» Exercise directions:
Render the lines of the listing below as a numbered list, leaving out blank lines and any pictures.

» Data for processing:
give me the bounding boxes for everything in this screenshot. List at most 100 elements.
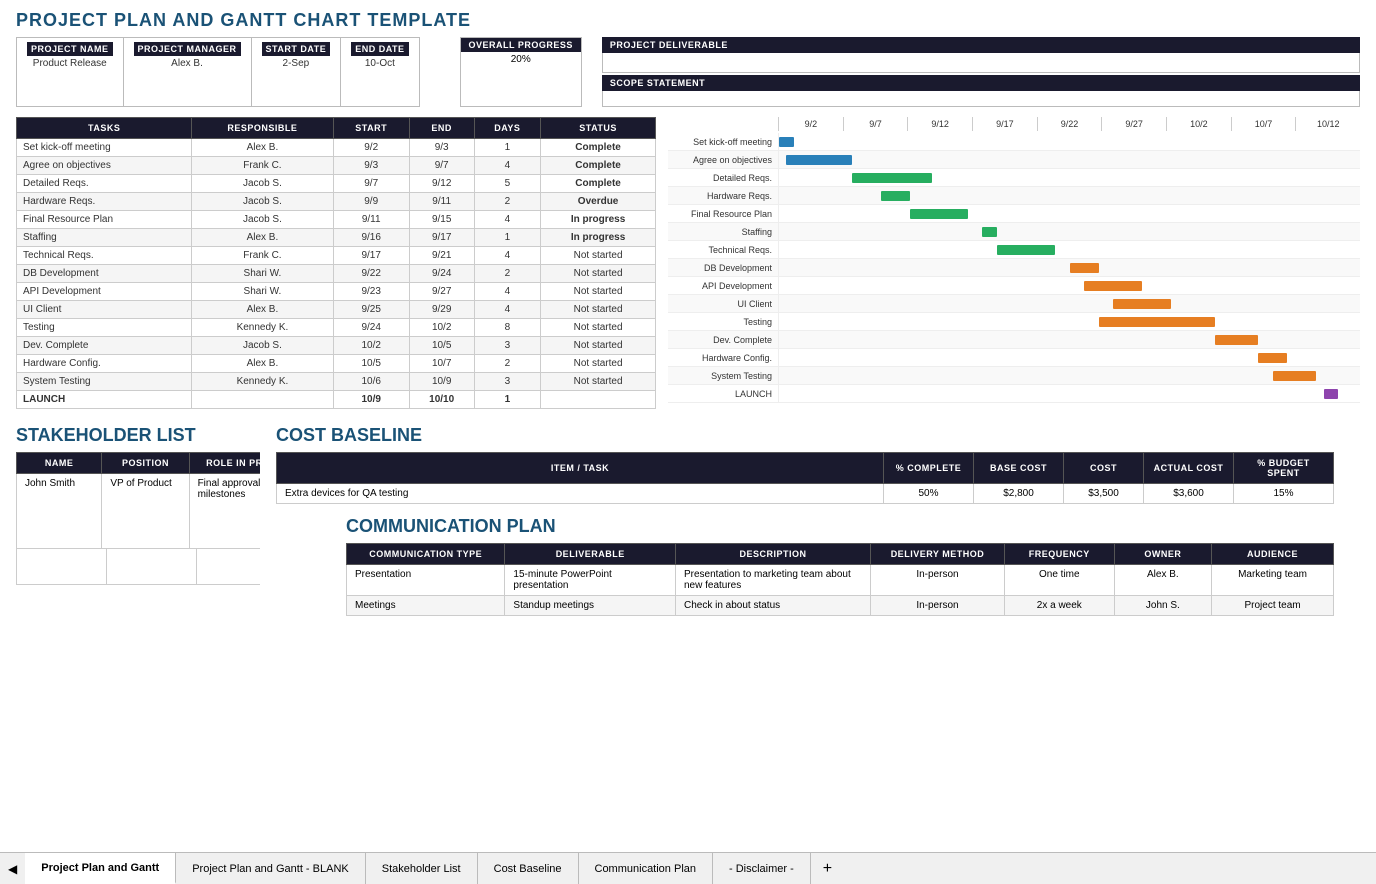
- cp-col-owner: OWNER: [1114, 544, 1211, 565]
- cp-owner: Alex B.: [1114, 565, 1211, 596]
- col-days: DAYS: [474, 118, 541, 139]
- task-days-cell: 1: [474, 229, 541, 247]
- gantt-row-bars: [778, 277, 1360, 294]
- sh-col-position: POSITION: [102, 453, 189, 474]
- task-start-cell: 9/17: [333, 247, 409, 265]
- cb-item: Extra devices for QA testing: [277, 484, 884, 504]
- tab-project-plan-blank[interactable]: Project Plan and Gantt - BLANK: [176, 853, 366, 884]
- task-responsible-cell: Alex B.: [192, 139, 333, 157]
- cb-base: $2,800: [974, 484, 1064, 504]
- task-days-cell: 3: [474, 373, 541, 391]
- meta-left: PROJECT NAME Product Release PROJECT MAN…: [16, 37, 420, 107]
- gantt-bar: [1324, 389, 1339, 399]
- tab-cost-baseline[interactable]: Cost Baseline: [478, 853, 579, 884]
- task-days-cell: 2: [474, 265, 541, 283]
- gantt-bar: [1070, 263, 1099, 273]
- gantt-bar: [910, 209, 968, 219]
- tab-nav-left[interactable]: ◀: [0, 853, 25, 884]
- task-start-cell: 9/11: [333, 211, 409, 229]
- gantt-bar: [1215, 335, 1259, 345]
- task-status-cell: Overdue: [541, 193, 656, 211]
- task-start-cell: 9/3: [333, 157, 409, 175]
- cb-budget: 15%: [1234, 484, 1334, 504]
- task-responsible-cell: Jacob S.: [192, 211, 333, 229]
- tab-bar: ◀ Project Plan and Gantt Project Plan an…: [0, 852, 1376, 884]
- task-days-cell: 4: [474, 157, 541, 175]
- task-start-cell: 9/16: [333, 229, 409, 247]
- task-start-cell: 10/2: [333, 337, 409, 355]
- sh-position: VP of Product: [102, 474, 189, 549]
- cp-deliverable: Standup meetings: [505, 596, 676, 616]
- gantt-chart: 9/29/79/129/179/229/2710/210/710/12 Set …: [668, 117, 1360, 403]
- gantt-row: Set kick-off meeting: [668, 133, 1360, 151]
- cp-freq: 2x a week: [1004, 596, 1114, 616]
- task-name-cell: UI Client: [17, 301, 192, 319]
- meta-manager-value: Alex B.: [134, 58, 241, 69]
- gantt-row: Hardware Config.: [668, 349, 1360, 367]
- task-name-cell: API Development: [17, 283, 192, 301]
- meta-manager-label: PROJECT MANAGER: [134, 42, 241, 56]
- task-end-cell: 10/2: [409, 319, 474, 337]
- task-row: Agree on objectives Frank C. 9/3 9/7 4 C…: [17, 157, 656, 175]
- cb-col-budget: % BUDGET SPENT: [1234, 453, 1334, 484]
- tab-communication-plan[interactable]: Communication Plan: [579, 853, 714, 884]
- task-days-cell: 8: [474, 319, 541, 337]
- meta-progress-label: OVERALL PROGRESS: [461, 38, 581, 52]
- bottom-panels-wrapper: STAKEHOLDER LIST NAME POSITION ROLE IN P…: [0, 417, 1376, 697]
- gantt-bar: [1084, 281, 1142, 291]
- gantt-bar: [779, 137, 794, 147]
- gantt-row-bars: [778, 349, 1360, 366]
- task-end-cell: 9/15: [409, 211, 474, 229]
- gantt-bar: [1099, 317, 1215, 327]
- cp-col-type: COMMUNICATION TYPE: [347, 544, 505, 565]
- cp-col-method: DELIVERY METHOD: [870, 544, 1004, 565]
- task-status-cell: In progress: [541, 229, 656, 247]
- meta-start-value: 2-Sep: [262, 58, 331, 69]
- cb-col-base: BASE COST: [974, 453, 1064, 484]
- task-name-cell: Agree on objectives: [17, 157, 192, 175]
- task-responsible-cell: Jacob S.: [192, 193, 333, 211]
- meta-manager-cell: PROJECT MANAGER Alex B.: [124, 38, 252, 106]
- cb-col-pct: % COMPLETE: [884, 453, 974, 484]
- tab-add-button[interactable]: +: [811, 853, 844, 884]
- task-start-cell: 10/9: [333, 391, 409, 409]
- task-start-cell: 9/22: [333, 265, 409, 283]
- tab-stakeholder-list[interactable]: Stakeholder List: [366, 853, 478, 884]
- meta-section: PROJECT NAME Product Release PROJECT MAN…: [0, 37, 1376, 107]
- tab-project-plan-gantt[interactable]: Project Plan and Gantt: [25, 853, 176, 884]
- gantt-row-bars: [778, 313, 1360, 330]
- task-days-cell: 2: [474, 355, 541, 373]
- task-name-cell: System Testing: [17, 373, 192, 391]
- task-start-cell: 10/6: [333, 373, 409, 391]
- gantt-row-label: Hardware Reqs.: [668, 191, 778, 201]
- tab-disclaimer[interactable]: - Disclaimer -: [713, 853, 811, 884]
- task-name-cell: Technical Reqs.: [17, 247, 192, 265]
- cb-col-item: ITEM / TASK: [277, 453, 884, 484]
- gantt-row: API Development: [668, 277, 1360, 295]
- col-end: END: [409, 118, 474, 139]
- task-name-cell: DB Development: [17, 265, 192, 283]
- gantt-row-bars: [778, 205, 1360, 222]
- task-status-cell: Not started: [541, 247, 656, 265]
- task-status-cell: Not started: [541, 283, 656, 301]
- cp-col-deliverable: DELIVERABLE: [505, 544, 676, 565]
- task-days-cell: 1: [474, 139, 541, 157]
- task-table: TASKS RESPONSIBLE START END DAYS STATUS …: [16, 117, 656, 409]
- task-end-cell: 10/10: [409, 391, 474, 409]
- cp-method: In-person: [870, 596, 1004, 616]
- gantt-header-row: 9/29/79/129/179/229/2710/210/710/12: [668, 117, 1360, 131]
- comm-header-row: COMMUNICATION TYPE DELIVERABLE DESCRIPTI…: [347, 544, 1334, 565]
- task-name-cell: Final Resource Plan: [17, 211, 192, 229]
- task-responsible-cell: Alex B.: [192, 301, 333, 319]
- task-days-cell: 2: [474, 193, 541, 211]
- gantt-row-bars: [778, 223, 1360, 240]
- cp-audience: Marketing team: [1212, 565, 1334, 596]
- task-responsible-cell: [192, 391, 333, 409]
- task-status-cell: Not started: [541, 301, 656, 319]
- task-row: UI Client Alex B. 9/25 9/29 4 Not starte…: [17, 301, 656, 319]
- cb-col-actual: ACTUAL COST: [1144, 453, 1234, 484]
- gantt-row-bars: [778, 385, 1360, 402]
- gantt-bar: [1273, 371, 1317, 381]
- task-end-cell: 9/17: [409, 229, 474, 247]
- task-start-cell: 9/24: [333, 319, 409, 337]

» Solution:
1. give me the bounding boxes for everything in this screenshot. List at most 100 elements.
2. - cp-col-owner: OWNER: [1114, 544, 1211, 565]
3. - cp-owner: Alex B.: [1114, 565, 1211, 596]
4. - col-days: DAYS: [474, 118, 541, 139]
5. - task-days-cell: 1: [474, 229, 541, 247]
6. - gantt-row-bars: [778, 277, 1360, 294]
7. - sh-col-position: POSITION: [102, 453, 189, 474]
8. - task-start-cell: 9/17: [333, 247, 409, 265]
9. - cb-item: Extra devices for QA testing: [277, 484, 884, 504]
10. - tab-project-plan-blank[interactable]: Project Plan and Gantt - BLANK: [176, 853, 366, 884]
11. - task-responsible-cell: Alex B.: [192, 139, 333, 157]
12. - cb-base: $2,800: [974, 484, 1064, 504]
13. - task-days-cell: 3: [474, 373, 541, 391]
14. - meta-left: PROJECT NAME Product Release PROJECT MAN…: [16, 37, 420, 107]
15. - gantt-bar: [1324, 389, 1339, 399]
16. - tab-cost-baseline[interactable]: Cost Baseline: [478, 853, 579, 884]
17. - task-days-cell: 2: [474, 265, 541, 283]
18. - gantt-bar: [1070, 263, 1099, 273]
19. - gantt-bar: [910, 209, 968, 219]
20. - tab-nav-left[interactable]: ◀: [0, 853, 25, 884]
21. - task-start-cell: 9/11: [333, 211, 409, 229]
22. - gantt-bar: [1215, 335, 1259, 345]
23. - task-status-cell: Overdue: [541, 193, 656, 211]
24. - task-start-cell: 9/3: [333, 157, 409, 175]
25. - cb-budget: 15%: [1234, 484, 1334, 504]
26. - task-responsible-cell: Jacob S.: [192, 211, 333, 229]
27. - tab-bar: ◀ Project Plan and Gantt Project Plan an…: [0, 852, 1376, 884]
28. - task-days-cell: 4: [474, 157, 541, 175]
29. - task-start-cell: 9/16: [333, 229, 409, 247]
30. - task-start-cell: 10/2: [333, 337, 409, 355]
31. - sh-position: VP of Product: [102, 474, 189, 549]
32. - cp-deliverable: Standup meetings: [505, 596, 676, 616]
33. - gantt-chart: 9/29/79/129/179/229/2710/210/710/12 Set …: [668, 117, 1360, 403]
34. - gantt-row: Set kick-off meeting: [668, 133, 1360, 151]
35. - cp-freq: 2x a week: [1004, 596, 1114, 616]
36. - task-name-cell: UI Client: [17, 301, 192, 319]
37. - meta-manager-value: Alex B.: [134, 58, 241, 69]
38. - gantt-row: Hardware Config.: [668, 349, 1360, 367]
39. - task-name-cell: API Development: [17, 283, 192, 301]
40. - meta-manager-label: PROJECT MANAGER: [134, 42, 241, 56]
41. - task-end-cell: 10/2: [409, 319, 474, 337]
42. - task-row: Agree on objectives Frank C. 9/3 9/7 4 C…: [17, 157, 656, 175]
43. - cb-col-budget: % BUDGET SPENT: [1234, 453, 1334, 484]
44. - tab-communication-plan[interactable]: Communication Plan: [579, 853, 714, 884]
45. - task-days-cell: 8: [474, 319, 541, 337]
46. - meta-progress-label: OVERALL PROGRESS: [461, 38, 581, 52]
47. - bottom-panels-wrapper: STAKEHOLDER LIST NAME POSITION ROLE IN P…: [0, 417, 1376, 697]
48. - gantt-bar: [1084, 281, 1142, 291]
49. - gantt-bar: [779, 137, 794, 147]
50. - gantt-row-bars: [778, 349, 1360, 366]
51. - task-end-cell: 9/15: [409, 211, 474, 229]
52. - gantt-bar: [1099, 317, 1215, 327]
53. - cp-col-type: COMMUNICATION TYPE: [347, 544, 505, 565]
54. - cp-col-method: DELIVERY METHOD: [870, 544, 1004, 565]
55. - task-status-cell: In progress: [541, 229, 656, 247]
56. - meta-start-value: 2-Sep: [262, 58, 331, 69]
57. - cb-col-base: BASE COST: [974, 453, 1064, 484]
58. - task-name-cell: Agree on objectives: [17, 157, 192, 175]
59. - task-responsible-cell: Jacob S.: [192, 193, 333, 211]
60. - meta-manager-cell: PROJECT MANAGER Alex B.: [124, 38, 252, 106]
61. - cb-col-pct: % COMPLETE: [884, 453, 974, 484]
62. - tab-add-button[interactable]: +: [811, 853, 844, 884]
63. - task-start-cell: 10/9: [333, 391, 409, 409]
64. - task-start-cell: 9/22: [333, 265, 409, 283]
65. - tab-stakeholder-list[interactable]: Stakeholder List: [366, 853, 478, 884]
66. - meta-section: PROJECT NAME Product Release PROJECT MAN…: [0, 37, 1376, 107]
67. - tab-project-plan-gantt[interactable]: Project Plan and Gantt: [25, 853, 176, 884]
68. - gantt-row-bars: [778, 313, 1360, 330]
69. - task-days-cell: 2: [474, 355, 541, 373]
70. - task-name-cell: System Testing: [17, 373, 192, 391]
71. - task-start-cell: 10/6: [333, 373, 409, 391]
72. - gantt-row-label: Hardware Reqs.: [668, 191, 778, 201]
73. - tab-disclaimer[interactable]: - Disclaimer -: [713, 853, 811, 884]
74. - task-name-cell: Technical Reqs.: [17, 247, 192, 265]
75. - cb-col-item: ITEM / TASK: [277, 453, 884, 484]
76. - gantt-row: API Development: [668, 277, 1360, 295]
77. - col-end: END: [409, 118, 474, 139]
78. - task-name-cell: DB Development: [17, 265, 192, 283]
79. - gantt-row-bars: [778, 205, 1360, 222]
80. - task-status-cell: Not started: [541, 247, 656, 265]
81. - task-status-cell: Not started: [541, 283, 656, 301]
82. - cp-col-deliverable: DELIVERABLE: [505, 544, 676, 565]
83. - task-days-cell: 1: [474, 139, 541, 157]
84. - task-table: TASKS RESPONSIBLE START END DAYS STATUS …: [16, 117, 656, 409]
85. - task-end-cell: 10/10: [409, 391, 474, 409]
86. - cp-method: In-person: [870, 596, 1004, 616]
87. - gantt-header-row: 9/29/79/129/179/229/2710/210/710/12: [668, 117, 1360, 131]
88. - comm-header-row: COMMUNICATION TYPE DELIVERABLE DESCRIPTI…: [347, 544, 1334, 565]
89. - task-name-cell: Final Resource Plan: [17, 211, 192, 229]
90. - task-responsible-cell: Alex B.: [192, 301, 333, 319]
91. - task-days-cell: 2: [474, 193, 541, 211]
92. - gantt-row-bars: [778, 223, 1360, 240]
93. - cp-audience: Marketing team: [1212, 565, 1334, 596]
94. - task-responsible-cell: [192, 391, 333, 409]
95. - task-status-cell: Not started: [541, 301, 656, 319]
96. - task-row: UI Client Alex B. 9/25 9/29 4 Not starte…: [17, 301, 656, 319]
97. - cb-col-actual: ACTUAL COST: [1144, 453, 1234, 484]
98. - gantt-row-bars: [778, 385, 1360, 402]
99. - gantt-bar: [1273, 371, 1317, 381]
100. - task-end-cell: 9/17: [409, 229, 474, 247]
101. - task-start-cell: 9/24: [333, 319, 409, 337]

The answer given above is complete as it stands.